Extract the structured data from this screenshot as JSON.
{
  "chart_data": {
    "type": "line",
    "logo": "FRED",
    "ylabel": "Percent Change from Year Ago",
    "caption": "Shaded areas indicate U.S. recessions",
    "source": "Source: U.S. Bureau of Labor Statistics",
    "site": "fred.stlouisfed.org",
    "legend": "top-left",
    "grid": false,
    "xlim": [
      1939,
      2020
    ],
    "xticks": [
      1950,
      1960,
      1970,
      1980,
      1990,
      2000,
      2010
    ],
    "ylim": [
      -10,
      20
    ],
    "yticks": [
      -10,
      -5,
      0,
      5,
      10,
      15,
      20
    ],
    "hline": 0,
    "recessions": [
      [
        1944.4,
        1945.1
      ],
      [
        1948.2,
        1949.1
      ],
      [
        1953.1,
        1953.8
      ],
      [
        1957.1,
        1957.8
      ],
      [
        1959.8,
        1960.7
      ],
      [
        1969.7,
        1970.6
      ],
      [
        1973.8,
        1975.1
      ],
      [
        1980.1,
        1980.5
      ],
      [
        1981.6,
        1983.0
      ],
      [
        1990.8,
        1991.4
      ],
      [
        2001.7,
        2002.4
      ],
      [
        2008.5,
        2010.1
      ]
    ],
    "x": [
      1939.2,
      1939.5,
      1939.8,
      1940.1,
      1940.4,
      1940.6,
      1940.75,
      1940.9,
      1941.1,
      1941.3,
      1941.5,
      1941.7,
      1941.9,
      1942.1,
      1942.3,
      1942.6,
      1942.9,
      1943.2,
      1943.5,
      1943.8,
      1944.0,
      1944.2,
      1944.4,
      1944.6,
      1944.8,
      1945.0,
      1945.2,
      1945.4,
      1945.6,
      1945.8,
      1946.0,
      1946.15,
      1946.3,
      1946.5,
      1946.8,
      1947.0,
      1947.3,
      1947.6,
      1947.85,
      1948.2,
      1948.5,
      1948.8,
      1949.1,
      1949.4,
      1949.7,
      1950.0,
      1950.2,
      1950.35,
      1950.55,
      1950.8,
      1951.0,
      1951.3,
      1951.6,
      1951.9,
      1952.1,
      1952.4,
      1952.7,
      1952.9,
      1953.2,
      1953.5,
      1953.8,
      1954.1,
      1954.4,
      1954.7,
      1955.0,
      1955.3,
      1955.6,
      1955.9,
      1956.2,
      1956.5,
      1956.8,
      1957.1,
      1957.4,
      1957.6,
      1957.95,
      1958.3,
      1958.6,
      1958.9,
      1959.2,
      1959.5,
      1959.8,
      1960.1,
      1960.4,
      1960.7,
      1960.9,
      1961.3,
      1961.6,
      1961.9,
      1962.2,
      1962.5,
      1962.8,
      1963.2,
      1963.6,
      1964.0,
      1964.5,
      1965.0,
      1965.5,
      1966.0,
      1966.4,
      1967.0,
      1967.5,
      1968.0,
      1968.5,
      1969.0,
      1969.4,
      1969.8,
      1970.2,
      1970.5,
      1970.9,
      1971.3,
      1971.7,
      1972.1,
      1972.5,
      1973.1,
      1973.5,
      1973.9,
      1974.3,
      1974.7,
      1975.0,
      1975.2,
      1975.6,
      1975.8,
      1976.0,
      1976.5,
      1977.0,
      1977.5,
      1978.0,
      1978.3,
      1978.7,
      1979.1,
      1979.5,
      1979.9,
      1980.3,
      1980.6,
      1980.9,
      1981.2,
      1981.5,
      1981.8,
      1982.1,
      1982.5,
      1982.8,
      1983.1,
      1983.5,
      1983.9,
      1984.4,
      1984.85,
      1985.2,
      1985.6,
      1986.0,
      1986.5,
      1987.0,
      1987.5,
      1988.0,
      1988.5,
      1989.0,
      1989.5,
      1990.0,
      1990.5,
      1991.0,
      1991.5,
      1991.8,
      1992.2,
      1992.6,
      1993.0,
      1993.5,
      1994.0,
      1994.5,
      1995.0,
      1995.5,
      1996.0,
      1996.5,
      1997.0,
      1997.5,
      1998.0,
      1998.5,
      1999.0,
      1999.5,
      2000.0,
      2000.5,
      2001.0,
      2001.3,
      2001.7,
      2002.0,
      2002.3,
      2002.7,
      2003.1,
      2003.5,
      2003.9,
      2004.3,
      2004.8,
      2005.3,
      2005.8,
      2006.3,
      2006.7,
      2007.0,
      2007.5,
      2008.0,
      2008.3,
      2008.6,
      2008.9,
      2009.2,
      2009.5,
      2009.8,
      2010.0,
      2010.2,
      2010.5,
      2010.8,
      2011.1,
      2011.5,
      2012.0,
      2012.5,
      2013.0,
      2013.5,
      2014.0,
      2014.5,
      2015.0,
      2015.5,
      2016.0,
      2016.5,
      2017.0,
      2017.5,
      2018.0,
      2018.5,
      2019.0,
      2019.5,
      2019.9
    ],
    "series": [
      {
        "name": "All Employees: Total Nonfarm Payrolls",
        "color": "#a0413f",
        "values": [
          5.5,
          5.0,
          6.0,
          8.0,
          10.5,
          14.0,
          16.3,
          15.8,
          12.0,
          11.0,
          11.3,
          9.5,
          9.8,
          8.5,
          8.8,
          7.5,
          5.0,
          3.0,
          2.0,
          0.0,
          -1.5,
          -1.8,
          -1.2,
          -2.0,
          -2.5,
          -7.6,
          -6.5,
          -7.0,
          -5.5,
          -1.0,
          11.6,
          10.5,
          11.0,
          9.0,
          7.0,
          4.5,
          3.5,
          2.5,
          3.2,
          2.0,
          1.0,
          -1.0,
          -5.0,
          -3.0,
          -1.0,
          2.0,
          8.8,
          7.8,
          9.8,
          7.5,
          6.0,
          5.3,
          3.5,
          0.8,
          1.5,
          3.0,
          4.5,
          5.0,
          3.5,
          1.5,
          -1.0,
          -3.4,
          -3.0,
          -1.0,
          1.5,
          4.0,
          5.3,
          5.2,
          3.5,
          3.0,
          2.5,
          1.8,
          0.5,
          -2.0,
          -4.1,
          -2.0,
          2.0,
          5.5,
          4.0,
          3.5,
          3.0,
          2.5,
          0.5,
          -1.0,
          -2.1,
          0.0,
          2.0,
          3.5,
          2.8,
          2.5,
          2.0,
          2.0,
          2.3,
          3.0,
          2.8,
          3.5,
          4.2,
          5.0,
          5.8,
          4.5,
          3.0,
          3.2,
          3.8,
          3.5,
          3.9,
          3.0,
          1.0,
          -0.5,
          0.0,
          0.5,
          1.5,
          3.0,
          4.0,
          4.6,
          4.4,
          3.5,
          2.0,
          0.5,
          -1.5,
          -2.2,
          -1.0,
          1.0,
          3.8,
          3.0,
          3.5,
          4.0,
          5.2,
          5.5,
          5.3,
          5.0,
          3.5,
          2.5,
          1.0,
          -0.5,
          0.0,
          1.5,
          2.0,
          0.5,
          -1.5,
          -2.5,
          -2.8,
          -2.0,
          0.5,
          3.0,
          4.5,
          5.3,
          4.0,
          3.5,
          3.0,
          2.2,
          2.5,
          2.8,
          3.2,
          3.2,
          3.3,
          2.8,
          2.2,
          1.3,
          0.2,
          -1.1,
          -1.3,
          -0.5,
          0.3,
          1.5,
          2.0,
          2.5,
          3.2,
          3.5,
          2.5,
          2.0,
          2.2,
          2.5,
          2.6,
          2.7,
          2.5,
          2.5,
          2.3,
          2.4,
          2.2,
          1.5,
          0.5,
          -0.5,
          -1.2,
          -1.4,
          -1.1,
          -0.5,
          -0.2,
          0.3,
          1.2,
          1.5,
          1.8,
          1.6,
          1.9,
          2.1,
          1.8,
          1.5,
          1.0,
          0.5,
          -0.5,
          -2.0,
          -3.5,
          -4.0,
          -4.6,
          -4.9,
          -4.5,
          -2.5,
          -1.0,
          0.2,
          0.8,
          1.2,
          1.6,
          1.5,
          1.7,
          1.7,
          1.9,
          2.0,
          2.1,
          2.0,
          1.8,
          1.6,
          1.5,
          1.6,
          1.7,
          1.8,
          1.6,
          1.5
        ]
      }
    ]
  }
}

Required task: Count the lines of the data that include the string "recessions", and give only that number.

Response below: 2